_Given exercise_:
Select from the data all lines with the word "nezaměstnanosti".

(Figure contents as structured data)
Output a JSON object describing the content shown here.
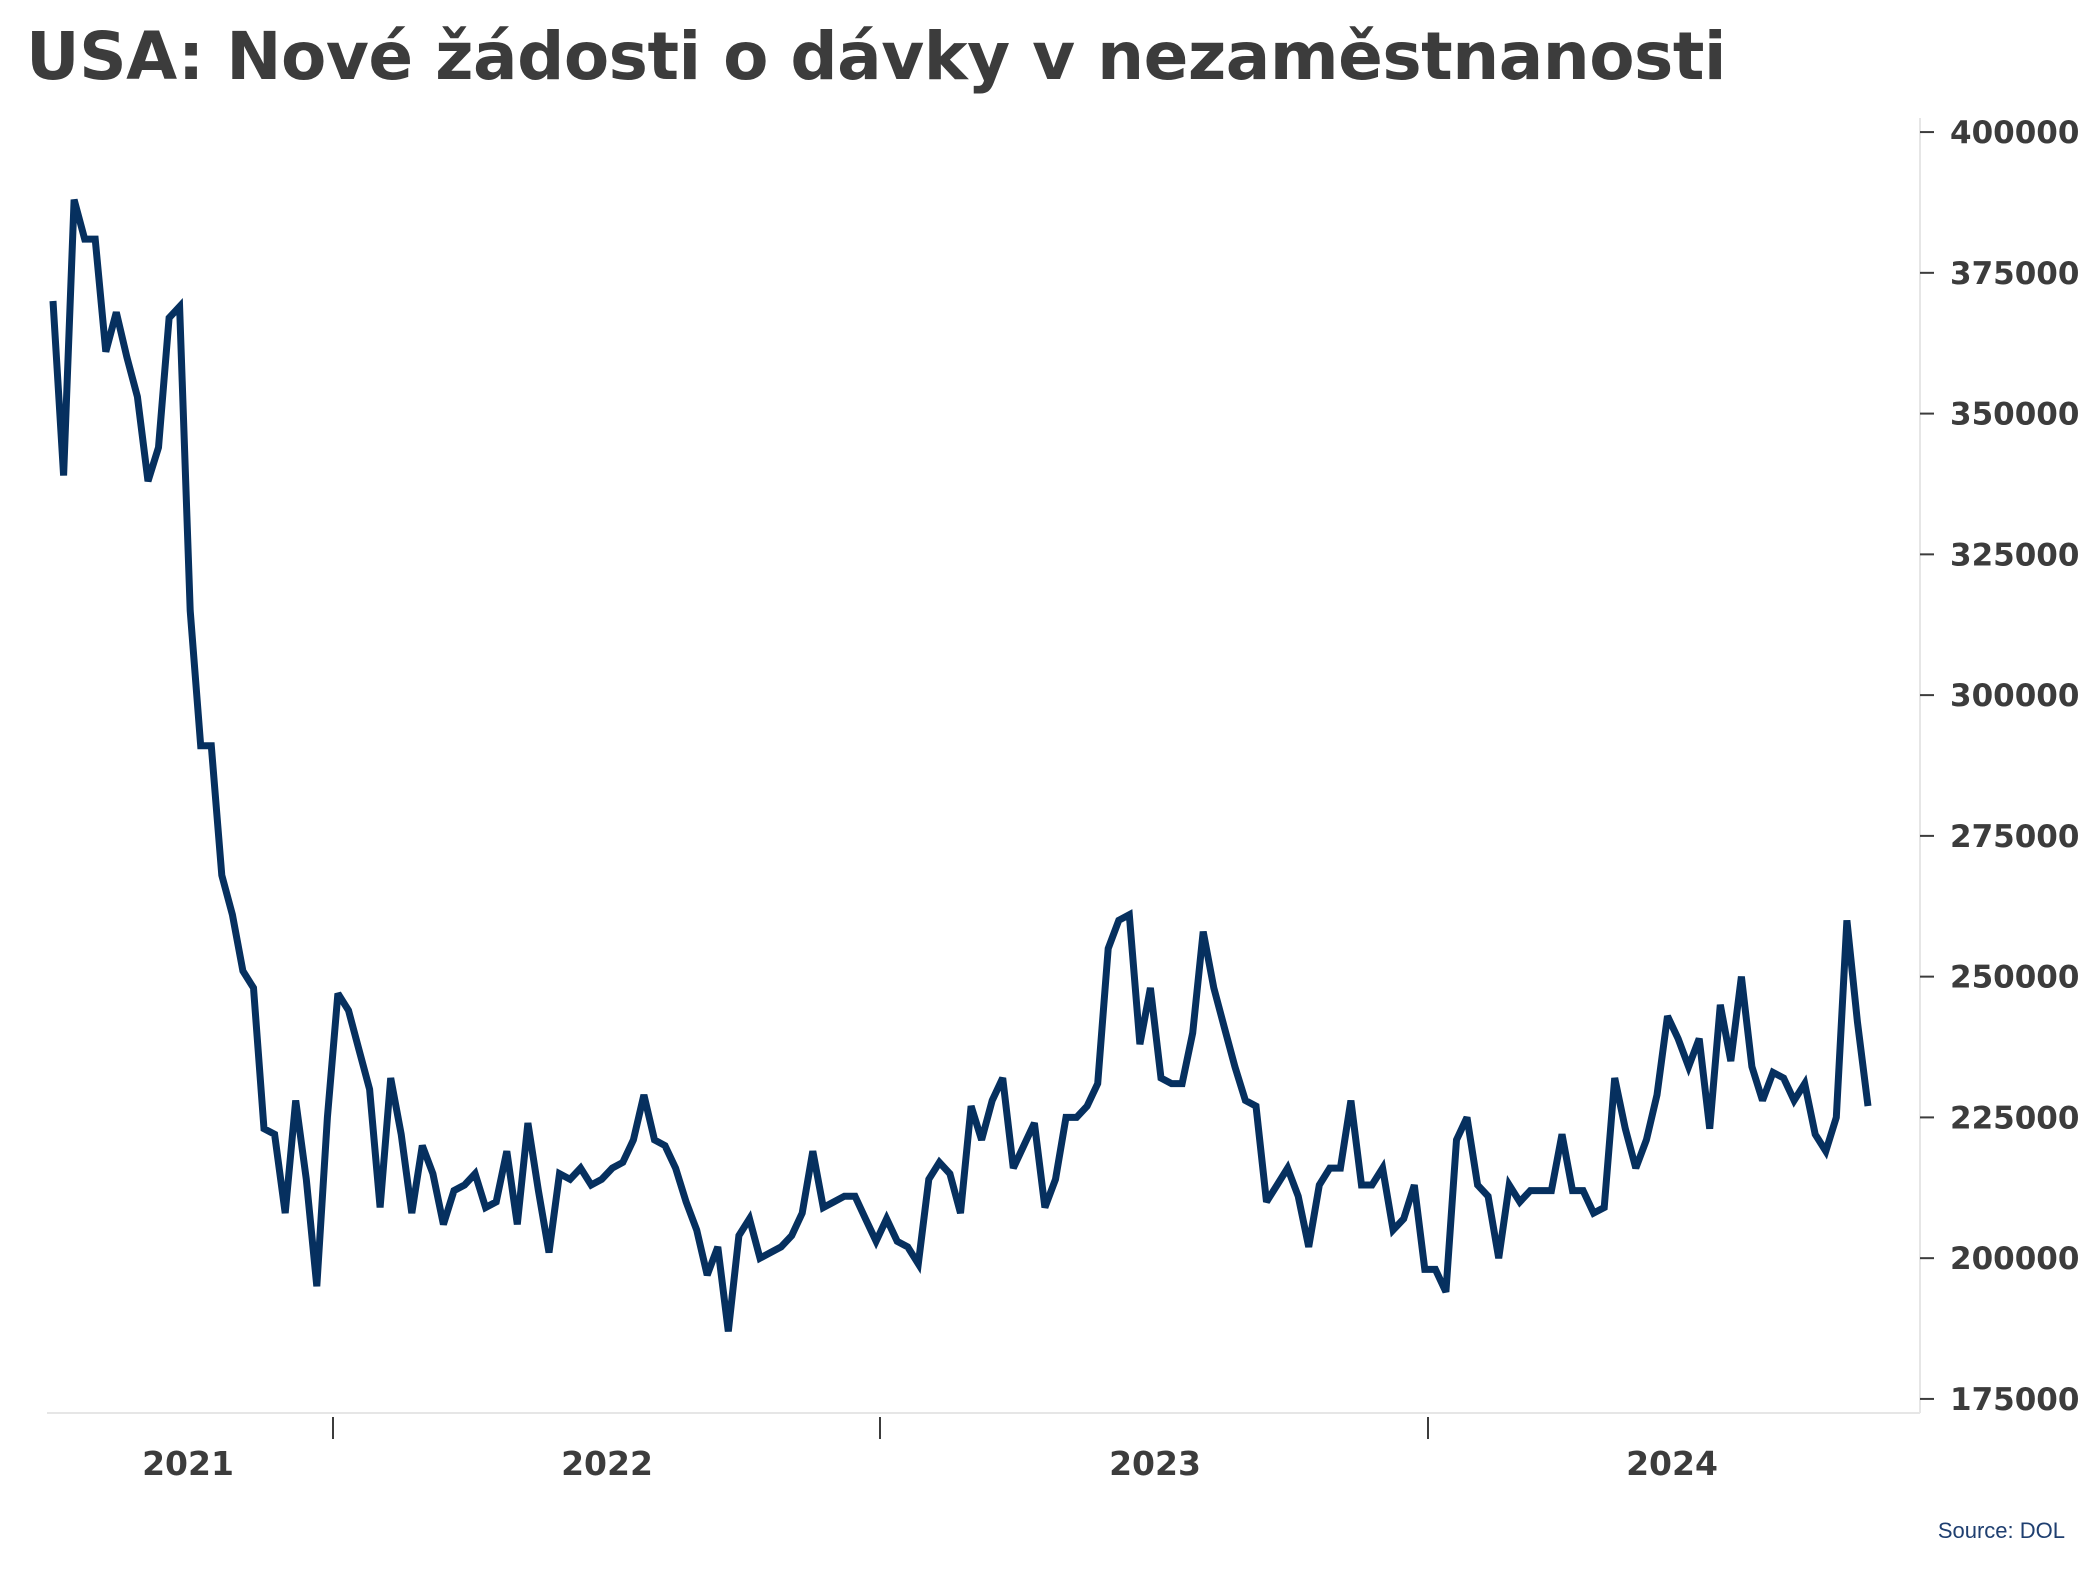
{
  "title": "USA: Nové žádosti o dávky v nezaměstnanosti",
  "source": "Source: DOL",
  "colors": {
    "line": "#06305f",
    "text": "#3c3c3c",
    "axis": "#e6e6e6",
    "tick": "#3c3c3c",
    "source": "#1f3f70"
  },
  "chart_data": {
    "type": "line",
    "title": "USA: Nové žádosti o dávky v nezaměstnanosti",
    "xlabel": "",
    "ylabel": "",
    "y_axis_side": "right",
    "ylim": [
      172500,
      402500
    ],
    "y_ticks": [
      175000,
      200000,
      225000,
      250000,
      275000,
      300000,
      325000,
      350000,
      375000,
      400000
    ],
    "y_tick_labels": [
      "175000",
      "200000",
      "225000",
      "250000",
      "275000",
      "300000",
      "325000",
      "350000",
      "375000",
      "400000"
    ],
    "x_labels": [
      "2021",
      "2022",
      "2023",
      "2024"
    ],
    "grid": false,
    "legend": "none",
    "series": [
      {
        "values": [
          370000,
          339000,
          388000,
          381000,
          381000,
          361000,
          368000,
          360000,
          353000,
          338000,
          344000,
          367000,
          369000,
          315000,
          291000,
          291000,
          268000,
          261000,
          251000,
          248000,
          223000,
          222000,
          208000,
          228000,
          214000,
          195000,
          225000,
          247000,
          244000,
          237000,
          230000,
          209000,
          232000,
          222000,
          208000,
          220000,
          215000,
          206000,
          212000,
          213000,
          215000,
          209000,
          210000,
          219000,
          206000,
          224000,
          212000,
          201000,
          215000,
          214000,
          216000,
          213000,
          214000,
          216000,
          217000,
          221000,
          229000,
          221000,
          220000,
          216000,
          210000,
          205000,
          197000,
          202000,
          187000,
          204000,
          207000,
          200000,
          201000,
          202000,
          204000,
          208000,
          219000,
          209000,
          210000,
          211000,
          211000,
          207000,
          203000,
          207000,
          203000,
          202000,
          199000,
          214000,
          217000,
          215000,
          208000,
          227000,
          221000,
          228000,
          232000,
          216000,
          220000,
          224000,
          209000,
          214000,
          225000,
          225000,
          227000,
          231000,
          255000,
          260000,
          261000,
          238000,
          248000,
          232000,
          231000,
          231000,
          240000,
          258000,
          248000,
          241000,
          234000,
          228000,
          227000,
          210000,
          213000,
          216000,
          211000,
          202000,
          213000,
          216000,
          216000,
          228000,
          213000,
          213000,
          216000,
          205000,
          207000,
          213000,
          198000,
          198000,
          194000,
          221000,
          225000,
          213000,
          211000,
          200000,
          213000,
          210000,
          212000,
          212000,
          212000,
          222000,
          212000,
          212000,
          208000,
          209000,
          232000,
          223000,
          216000,
          221000,
          229000,
          243000,
          239000,
          234000,
          239000,
          223000,
          245000,
          235000,
          250000,
          234000,
          228000,
          233000,
          232000,
          228000,
          231000,
          222000,
          219000,
          225000,
          260000,
          242000,
          227000
        ]
      }
    ]
  }
}
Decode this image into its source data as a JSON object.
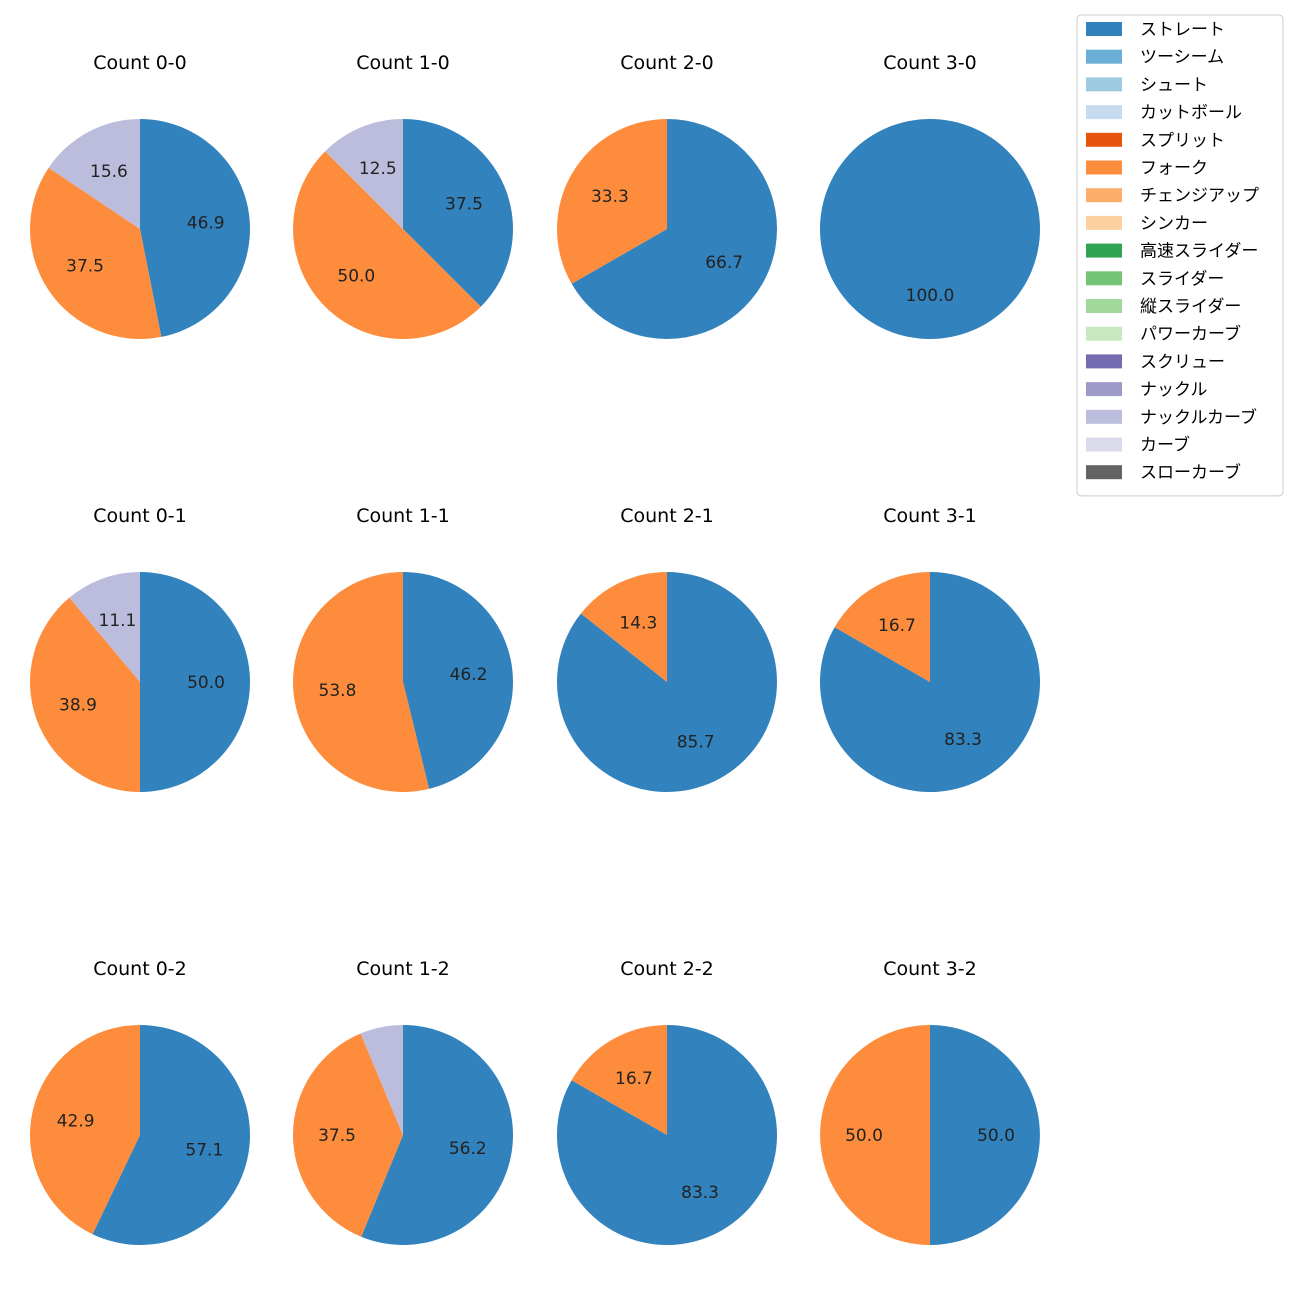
{
  "chart_data": {
    "type": "pie",
    "legend": {
      "placement": "top-right",
      "entries": [
        {
          "label": "ストレート",
          "color": "#3182bd"
        },
        {
          "label": "ツーシーム",
          "color": "#6baed6"
        },
        {
          "label": "シュート",
          "color": "#9ecae1"
        },
        {
          "label": "カットボール",
          "color": "#c6dbef"
        },
        {
          "label": "スプリット",
          "color": "#e6550d"
        },
        {
          "label": "フォーク",
          "color": "#fd8d3c"
        },
        {
          "label": "チェンジアップ",
          "color": "#fdae6b"
        },
        {
          "label": "シンカー",
          "color": "#fdd0a2"
        },
        {
          "label": "高速スライダー",
          "color": "#31a354"
        },
        {
          "label": "スライダー",
          "color": "#74c476"
        },
        {
          "label": "縦スライダー",
          "color": "#a1d99b"
        },
        {
          "label": "パワーカーブ",
          "color": "#c7e9c0"
        },
        {
          "label": "スクリュー",
          "color": "#756bb1"
        },
        {
          "label": "ナックル",
          "color": "#9e9ac8"
        },
        {
          "label": "ナックルカーブ",
          "color": "#bcbddc"
        },
        {
          "label": "カーブ",
          "color": "#dadaeb"
        },
        {
          "label": "スローカーブ",
          "color": "#636363"
        }
      ]
    },
    "charts": [
      {
        "title": "Count 0-0",
        "slices": [
          {
            "type": "ストレート",
            "value": 46.9,
            "label": "46.9"
          },
          {
            "type": "フォーク",
            "value": 37.5,
            "label": "37.5"
          },
          {
            "type": "ナックルカーブ",
            "value": 15.6,
            "label": "15.6"
          }
        ]
      },
      {
        "title": "Count 1-0",
        "slices": [
          {
            "type": "ストレート",
            "value": 37.5,
            "label": "37.5"
          },
          {
            "type": "フォーク",
            "value": 50.0,
            "label": "50.0"
          },
          {
            "type": "ナックルカーブ",
            "value": 12.5,
            "label": "12.5"
          }
        ]
      },
      {
        "title": "Count 2-0",
        "slices": [
          {
            "type": "ストレート",
            "value": 66.7,
            "label": "66.7"
          },
          {
            "type": "フォーク",
            "value": 33.3,
            "label": "33.3"
          }
        ]
      },
      {
        "title": "Count 3-0",
        "slices": [
          {
            "type": "ストレート",
            "value": 100.0,
            "label": "100.0"
          }
        ]
      },
      {
        "title": "Count 0-1",
        "slices": [
          {
            "type": "ストレート",
            "value": 50.0,
            "label": "50.0"
          },
          {
            "type": "フォーク",
            "value": 38.9,
            "label": "38.9"
          },
          {
            "type": "ナックルカーブ",
            "value": 11.1,
            "label": "11.1"
          }
        ]
      },
      {
        "title": "Count 1-1",
        "slices": [
          {
            "type": "ストレート",
            "value": 46.2,
            "label": "46.2"
          },
          {
            "type": "フォーク",
            "value": 53.8,
            "label": "53.8"
          }
        ]
      },
      {
        "title": "Count 2-1",
        "slices": [
          {
            "type": "ストレート",
            "value": 85.7,
            "label": "85.7"
          },
          {
            "type": "フォーク",
            "value": 14.3,
            "label": "14.3"
          }
        ]
      },
      {
        "title": "Count 3-1",
        "slices": [
          {
            "type": "ストレート",
            "value": 83.3,
            "label": "83.3"
          },
          {
            "type": "フォーク",
            "value": 16.7,
            "label": "16.7"
          }
        ]
      },
      {
        "title": "Count 0-2",
        "slices": [
          {
            "type": "ストレート",
            "value": 57.1,
            "label": "57.1"
          },
          {
            "type": "フォーク",
            "value": 42.9,
            "label": "42.9"
          }
        ]
      },
      {
        "title": "Count 1-2",
        "slices": [
          {
            "type": "ストレート",
            "value": 56.2,
            "label": "56.2"
          },
          {
            "type": "フォーク",
            "value": 37.5,
            "label": "37.5"
          },
          {
            "type": "ナックルカーブ",
            "value": 6.3,
            "label": ""
          }
        ]
      },
      {
        "title": "Count 2-2",
        "slices": [
          {
            "type": "ストレート",
            "value": 83.3,
            "label": "83.3"
          },
          {
            "type": "フォーク",
            "value": 16.7,
            "label": "16.7"
          }
        ]
      },
      {
        "title": "Count 3-2",
        "slices": [
          {
            "type": "ストレート",
            "value": 50.0,
            "label": "50.0"
          },
          {
            "type": "フォーク",
            "value": 50.0,
            "label": "50.0"
          }
        ]
      }
    ]
  }
}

_Complete output_:
  "title": "USA: Nové žádosti o dávky v nezaměstnanosti",
    "title": "USA: Nové žádosti o dávky v nezaměstnanosti",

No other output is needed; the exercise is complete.